▶ [What is asked]
List every line below containing "Pieces".
>> Begin Data provided
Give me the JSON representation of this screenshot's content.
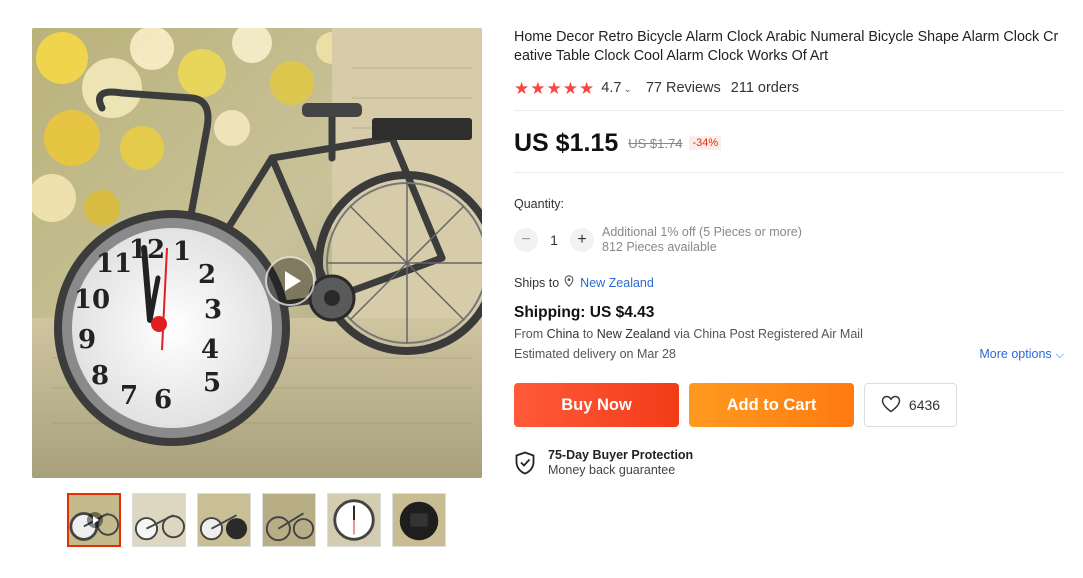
{
  "product": {
    "title": "Home Decor Retro Bicycle Alarm Clock Arabic Numeral Bicycle Shape Alarm Clock Creative Table Clock Cool Alarm Clock Works Of Art",
    "rating": "4.7",
    "stars_filled": 5,
    "reviews_label": "77 Reviews",
    "orders_label": "211 orders",
    "price": "US $1.15",
    "original_price": "US $1.74",
    "discount": "-34%"
  },
  "quantity": {
    "label": "Quantity:",
    "value": "1",
    "minus": "−",
    "plus": "+",
    "note_line1": "Additional 1% off (5 Pieces or more)",
    "note_line2": "812 Pieces available"
  },
  "shipping": {
    "ships_to_label": "Ships to",
    "country": "New Zealand",
    "title": "Shipping: US $4.43",
    "from_prefix": "From",
    "from_country": "China",
    "to_prefix": "to",
    "to_country": "New Zealand",
    "via_text": "via China Post Registered Air Mail",
    "delivery": "Estimated delivery on Mar 28",
    "more_options": "More options"
  },
  "actions": {
    "buy_now": "Buy Now",
    "add_to_cart": "Add to Cart",
    "wishlist_count": "6436"
  },
  "protection": {
    "title": "75-Day Buyer Protection",
    "subtitle": "Money back guarantee"
  },
  "gallery": {
    "thumbnails": [
      "video",
      "image",
      "image",
      "image",
      "image",
      "image"
    ],
    "active_thumbnail": 0
  },
  "colors": {
    "accent_red": "#e62e04",
    "buy_now": "#f23c18",
    "add_to_cart": "#ff8a15",
    "star": "#f6483f",
    "link_blue": "#2a6ad5"
  },
  "icons": [
    "play-icon",
    "star-icon",
    "chevron-down-icon",
    "location-pin-icon",
    "heart-icon",
    "shield-check-icon"
  ]
}
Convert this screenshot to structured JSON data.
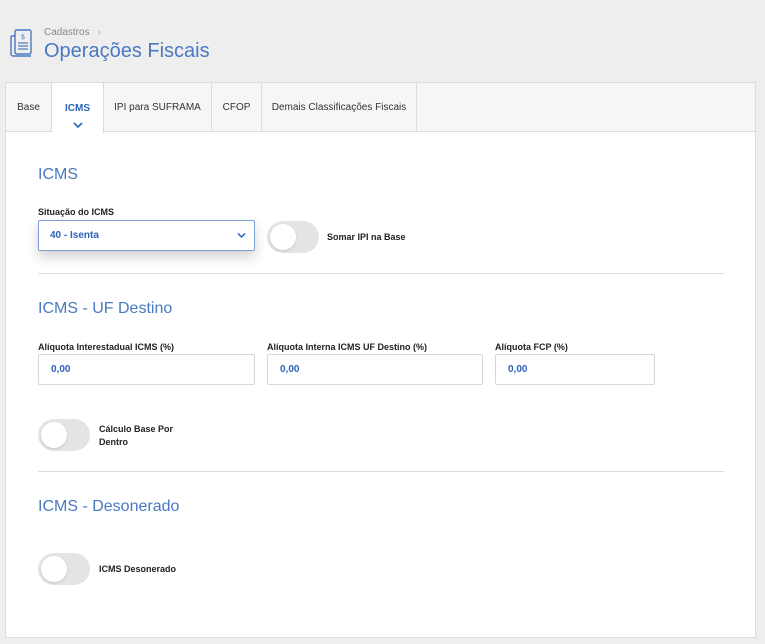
>> End Data provided
▶ [Solution to the problem]
    "note_line1": "Additional 1% off (5 Pieces or more)",
    "note_line2": "812 Pieces available"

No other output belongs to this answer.